— begin Records for this exercise —
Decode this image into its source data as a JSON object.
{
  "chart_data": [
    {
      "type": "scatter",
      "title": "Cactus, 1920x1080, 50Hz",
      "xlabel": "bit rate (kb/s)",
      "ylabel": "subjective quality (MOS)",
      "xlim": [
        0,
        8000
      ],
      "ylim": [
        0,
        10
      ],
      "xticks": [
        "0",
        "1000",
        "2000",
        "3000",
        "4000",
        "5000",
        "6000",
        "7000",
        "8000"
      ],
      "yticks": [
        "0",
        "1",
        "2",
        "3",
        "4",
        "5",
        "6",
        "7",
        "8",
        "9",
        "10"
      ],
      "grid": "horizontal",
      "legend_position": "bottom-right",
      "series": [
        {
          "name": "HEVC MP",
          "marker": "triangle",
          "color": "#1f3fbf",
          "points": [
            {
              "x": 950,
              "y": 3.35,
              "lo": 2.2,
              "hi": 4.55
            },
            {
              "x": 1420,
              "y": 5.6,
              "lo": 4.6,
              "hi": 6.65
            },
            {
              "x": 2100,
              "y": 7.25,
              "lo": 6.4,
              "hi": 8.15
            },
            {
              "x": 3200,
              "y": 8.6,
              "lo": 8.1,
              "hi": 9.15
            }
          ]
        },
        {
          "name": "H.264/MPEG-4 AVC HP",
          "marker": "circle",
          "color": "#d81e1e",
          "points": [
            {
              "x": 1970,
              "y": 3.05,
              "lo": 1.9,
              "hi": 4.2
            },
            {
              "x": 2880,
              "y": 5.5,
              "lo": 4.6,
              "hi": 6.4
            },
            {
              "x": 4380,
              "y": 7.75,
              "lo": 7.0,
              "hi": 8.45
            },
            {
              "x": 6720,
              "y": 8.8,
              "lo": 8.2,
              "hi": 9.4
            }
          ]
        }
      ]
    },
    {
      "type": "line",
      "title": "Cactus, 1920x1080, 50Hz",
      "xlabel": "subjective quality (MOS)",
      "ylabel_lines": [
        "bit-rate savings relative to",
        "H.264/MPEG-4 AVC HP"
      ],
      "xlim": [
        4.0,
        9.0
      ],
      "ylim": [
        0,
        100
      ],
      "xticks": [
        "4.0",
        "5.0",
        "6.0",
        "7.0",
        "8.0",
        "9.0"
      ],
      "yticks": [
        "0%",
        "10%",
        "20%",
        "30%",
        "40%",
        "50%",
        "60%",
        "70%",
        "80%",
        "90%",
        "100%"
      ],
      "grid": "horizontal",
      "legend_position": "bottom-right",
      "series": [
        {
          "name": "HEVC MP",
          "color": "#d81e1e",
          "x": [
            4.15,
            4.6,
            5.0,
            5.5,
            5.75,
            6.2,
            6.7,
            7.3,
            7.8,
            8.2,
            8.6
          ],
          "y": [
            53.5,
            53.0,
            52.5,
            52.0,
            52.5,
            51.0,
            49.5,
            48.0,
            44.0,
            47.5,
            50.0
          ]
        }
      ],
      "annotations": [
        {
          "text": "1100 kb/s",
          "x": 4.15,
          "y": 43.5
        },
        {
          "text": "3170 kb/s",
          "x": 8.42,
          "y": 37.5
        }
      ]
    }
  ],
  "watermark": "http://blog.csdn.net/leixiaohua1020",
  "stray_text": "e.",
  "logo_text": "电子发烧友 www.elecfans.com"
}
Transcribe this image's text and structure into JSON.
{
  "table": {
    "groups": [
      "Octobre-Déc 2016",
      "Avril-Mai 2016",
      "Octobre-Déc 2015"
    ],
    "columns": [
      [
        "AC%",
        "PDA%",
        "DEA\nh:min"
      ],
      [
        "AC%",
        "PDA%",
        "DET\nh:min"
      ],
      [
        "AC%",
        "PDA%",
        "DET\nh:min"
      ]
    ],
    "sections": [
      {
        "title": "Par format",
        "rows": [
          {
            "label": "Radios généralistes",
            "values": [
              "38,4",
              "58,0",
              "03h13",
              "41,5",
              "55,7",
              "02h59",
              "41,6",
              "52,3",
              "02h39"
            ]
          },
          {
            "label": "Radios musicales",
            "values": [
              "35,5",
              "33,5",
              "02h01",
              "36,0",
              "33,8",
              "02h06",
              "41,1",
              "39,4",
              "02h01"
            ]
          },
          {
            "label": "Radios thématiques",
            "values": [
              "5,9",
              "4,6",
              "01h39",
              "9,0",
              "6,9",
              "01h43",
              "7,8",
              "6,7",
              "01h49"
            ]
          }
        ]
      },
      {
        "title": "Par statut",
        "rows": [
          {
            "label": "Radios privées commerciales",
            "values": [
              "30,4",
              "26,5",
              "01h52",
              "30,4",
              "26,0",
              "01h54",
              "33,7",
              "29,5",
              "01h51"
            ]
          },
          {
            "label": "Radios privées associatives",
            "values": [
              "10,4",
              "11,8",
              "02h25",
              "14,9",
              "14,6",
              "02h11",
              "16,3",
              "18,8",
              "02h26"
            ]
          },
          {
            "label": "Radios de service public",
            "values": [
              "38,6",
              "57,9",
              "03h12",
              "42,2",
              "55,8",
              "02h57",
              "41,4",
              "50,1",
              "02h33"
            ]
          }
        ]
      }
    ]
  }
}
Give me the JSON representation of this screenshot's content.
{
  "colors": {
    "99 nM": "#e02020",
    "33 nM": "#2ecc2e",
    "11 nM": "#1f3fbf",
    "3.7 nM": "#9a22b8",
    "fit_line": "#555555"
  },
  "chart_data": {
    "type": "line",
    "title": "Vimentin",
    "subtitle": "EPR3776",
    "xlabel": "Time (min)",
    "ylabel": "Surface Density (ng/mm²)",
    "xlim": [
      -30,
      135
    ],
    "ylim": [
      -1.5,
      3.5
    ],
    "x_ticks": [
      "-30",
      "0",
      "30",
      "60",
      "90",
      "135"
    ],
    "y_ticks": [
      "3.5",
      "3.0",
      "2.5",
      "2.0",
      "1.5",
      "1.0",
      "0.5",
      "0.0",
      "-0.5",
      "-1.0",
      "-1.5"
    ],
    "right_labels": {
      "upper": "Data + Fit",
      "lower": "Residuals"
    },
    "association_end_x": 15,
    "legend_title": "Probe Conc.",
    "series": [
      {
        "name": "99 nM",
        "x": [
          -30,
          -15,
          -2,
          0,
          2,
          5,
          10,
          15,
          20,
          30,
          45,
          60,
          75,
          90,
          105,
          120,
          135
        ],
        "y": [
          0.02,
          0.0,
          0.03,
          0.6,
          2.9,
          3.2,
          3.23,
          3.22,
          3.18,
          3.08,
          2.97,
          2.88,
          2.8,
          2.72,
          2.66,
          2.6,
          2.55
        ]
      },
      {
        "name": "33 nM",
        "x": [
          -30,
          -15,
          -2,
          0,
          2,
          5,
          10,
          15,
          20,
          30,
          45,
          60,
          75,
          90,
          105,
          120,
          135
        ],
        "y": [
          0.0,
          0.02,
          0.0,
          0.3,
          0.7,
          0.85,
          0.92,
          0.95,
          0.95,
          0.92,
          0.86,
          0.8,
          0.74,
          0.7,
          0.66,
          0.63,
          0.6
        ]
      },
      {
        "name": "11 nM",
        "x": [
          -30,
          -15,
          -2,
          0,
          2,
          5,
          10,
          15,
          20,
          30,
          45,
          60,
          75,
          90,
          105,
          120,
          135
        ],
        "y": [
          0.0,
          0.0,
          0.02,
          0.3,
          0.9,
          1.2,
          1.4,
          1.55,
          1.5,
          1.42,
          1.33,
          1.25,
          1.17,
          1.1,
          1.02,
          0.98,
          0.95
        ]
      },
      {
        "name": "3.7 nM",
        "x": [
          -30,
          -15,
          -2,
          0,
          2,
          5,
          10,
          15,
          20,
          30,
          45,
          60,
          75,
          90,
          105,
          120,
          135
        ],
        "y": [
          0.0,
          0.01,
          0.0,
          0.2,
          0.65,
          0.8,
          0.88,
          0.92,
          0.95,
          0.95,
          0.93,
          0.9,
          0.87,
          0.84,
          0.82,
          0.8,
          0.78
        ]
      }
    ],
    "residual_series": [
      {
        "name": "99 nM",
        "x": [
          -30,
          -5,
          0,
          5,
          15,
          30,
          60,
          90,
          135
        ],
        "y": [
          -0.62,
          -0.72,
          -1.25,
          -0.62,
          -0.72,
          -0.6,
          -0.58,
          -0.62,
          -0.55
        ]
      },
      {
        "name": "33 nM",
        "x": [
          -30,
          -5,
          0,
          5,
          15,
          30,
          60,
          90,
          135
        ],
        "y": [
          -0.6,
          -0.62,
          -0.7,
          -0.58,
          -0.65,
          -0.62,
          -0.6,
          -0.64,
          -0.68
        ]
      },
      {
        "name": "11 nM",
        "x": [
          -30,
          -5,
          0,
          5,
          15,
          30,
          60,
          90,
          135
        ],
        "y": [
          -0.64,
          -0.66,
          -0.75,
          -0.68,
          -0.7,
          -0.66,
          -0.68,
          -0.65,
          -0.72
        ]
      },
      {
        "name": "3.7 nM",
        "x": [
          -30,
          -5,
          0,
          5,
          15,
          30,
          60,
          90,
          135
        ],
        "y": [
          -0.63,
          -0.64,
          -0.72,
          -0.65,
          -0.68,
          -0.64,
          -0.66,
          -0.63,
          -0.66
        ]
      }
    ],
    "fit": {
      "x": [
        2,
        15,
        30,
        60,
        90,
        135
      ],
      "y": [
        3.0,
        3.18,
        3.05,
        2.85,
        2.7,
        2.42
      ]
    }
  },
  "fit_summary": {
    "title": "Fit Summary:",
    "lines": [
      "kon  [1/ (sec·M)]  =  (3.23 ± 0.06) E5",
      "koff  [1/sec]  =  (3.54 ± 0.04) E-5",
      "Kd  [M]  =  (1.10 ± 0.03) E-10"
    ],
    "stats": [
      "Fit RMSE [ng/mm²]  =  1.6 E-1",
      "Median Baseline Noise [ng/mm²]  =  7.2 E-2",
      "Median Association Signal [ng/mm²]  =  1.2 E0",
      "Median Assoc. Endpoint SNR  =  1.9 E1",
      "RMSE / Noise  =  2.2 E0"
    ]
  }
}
— end Records for this exercise —
From the entries, report each line that includes the word "Noise".

• Output of the task:
      "Median Baseline Noise [ng/mm²]  =  7.2 E-2",
      "RMSE / Noise  =  2.2 E0"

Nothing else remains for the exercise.